Below is a block of records: output all of them exactly and leave out the pictures.
----
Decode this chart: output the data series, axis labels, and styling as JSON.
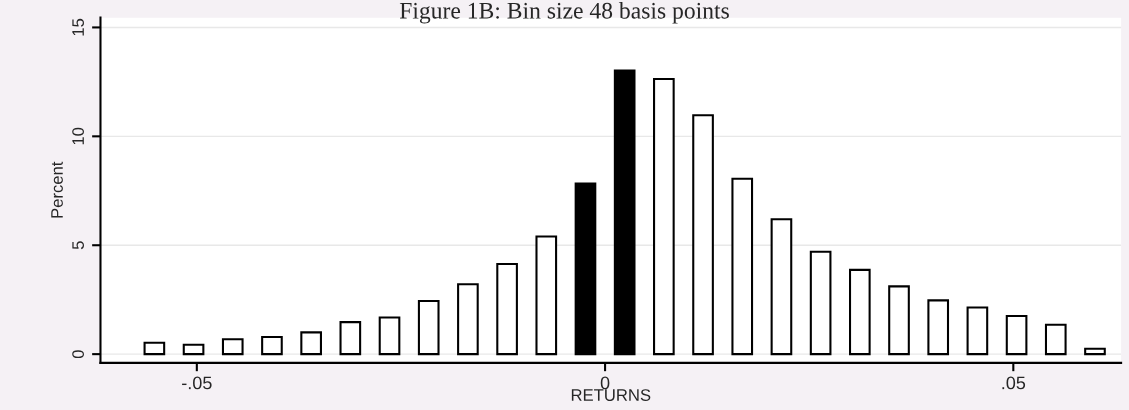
{
  "chart_data": {
    "type": "histogram",
    "title": "Figure 1B: Bin size 48 basis points",
    "xlabel": "RETURNS",
    "ylabel": "Percent",
    "bins": [
      -0.0576,
      -0.0528,
      -0.048,
      -0.0432,
      -0.0384,
      -0.0336,
      -0.0288,
      -0.024,
      -0.0192,
      -0.0144,
      -0.0096,
      -0.0048,
      0,
      0.0048,
      0.0096,
      0.0144,
      0.0192,
      0.024,
      0.0288,
      0.0336,
      0.0384,
      0.0432,
      0.048,
      0.0528,
      0.0576,
      0.0624
    ],
    "values": [
      0.52,
      0.43,
      0.68,
      0.79,
      1.0,
      1.47,
      1.68,
      2.44,
      3.21,
      4.14,
      5.4,
      7.83,
      13.02,
      12.63,
      10.97,
      8.05,
      6.19,
      4.7,
      3.87,
      3.11,
      2.47,
      2.14,
      1.75,
      1.35,
      0.25
    ],
    "colors": [
      "#ffffff",
      "#ffffff",
      "#ffffff",
      "#ffffff",
      "#ffffff",
      "#ffffff",
      "#ffffff",
      "#ffffff",
      "#ffffff",
      "#ffffff",
      "#ffffff",
      "#000000",
      "#000000",
      "#ffffff",
      "#ffffff",
      "#ffffff",
      "#ffffff",
      "#ffffff",
      "#ffffff",
      "#ffffff",
      "#ffffff",
      "#ffffff",
      "#ffffff",
      "#ffffff",
      "#ffffff"
    ],
    "xlim": [
      -0.0618,
      0.0632
    ],
    "ylim": [
      -0.4,
      15.45
    ],
    "xticks": [
      {
        "value": -0.05,
        "label": "-.05"
      },
      0,
      {
        "value": 0.05,
        "label": ".05"
      }
    ],
    "yticks": [
      0,
      5,
      10,
      15
    ],
    "grid": "y"
  }
}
----
RESPONSE FOR THIS EXERCISE:
Decode this chart: output the data series, axis labels, and styling as JSON.
{
  "chart_data": {
    "type": "histogram",
    "title": "Figure 1B: Bin size 48 basis points",
    "xlabel": "RETURNS",
    "ylabel": "Percent",
    "bins": [
      -0.0576,
      -0.0528,
      -0.048,
      -0.0432,
      -0.0384,
      -0.0336,
      -0.0288,
      -0.024,
      -0.0192,
      -0.0144,
      -0.0096,
      -0.0048,
      0,
      0.0048,
      0.0096,
      0.0144,
      0.0192,
      0.024,
      0.0288,
      0.0336,
      0.0384,
      0.0432,
      0.048,
      0.0528,
      0.0576,
      0.0624
    ],
    "values": [
      0.52,
      0.43,
      0.68,
      0.79,
      1.0,
      1.47,
      1.68,
      2.44,
      3.21,
      4.14,
      5.4,
      7.83,
      13.02,
      12.63,
      10.97,
      8.05,
      6.19,
      4.7,
      3.87,
      3.11,
      2.47,
      2.14,
      1.75,
      1.35,
      0.25
    ],
    "colors": [
      "#ffffff",
      "#ffffff",
      "#ffffff",
      "#ffffff",
      "#ffffff",
      "#ffffff",
      "#ffffff",
      "#ffffff",
      "#ffffff",
      "#ffffff",
      "#ffffff",
      "#000000",
      "#000000",
      "#ffffff",
      "#ffffff",
      "#ffffff",
      "#ffffff",
      "#ffffff",
      "#ffffff",
      "#ffffff",
      "#ffffff",
      "#ffffff",
      "#ffffff",
      "#ffffff",
      "#ffffff"
    ],
    "xlim": [
      -0.0618,
      0.0632
    ],
    "ylim": [
      -0.4,
      15.45
    ],
    "xticks": [
      {
        "value": -0.05,
        "label": "-.05"
      },
      0,
      {
        "value": 0.05,
        "label": ".05"
      }
    ],
    "yticks": [
      0,
      5,
      10,
      15
    ],
    "grid": "y"
  }
}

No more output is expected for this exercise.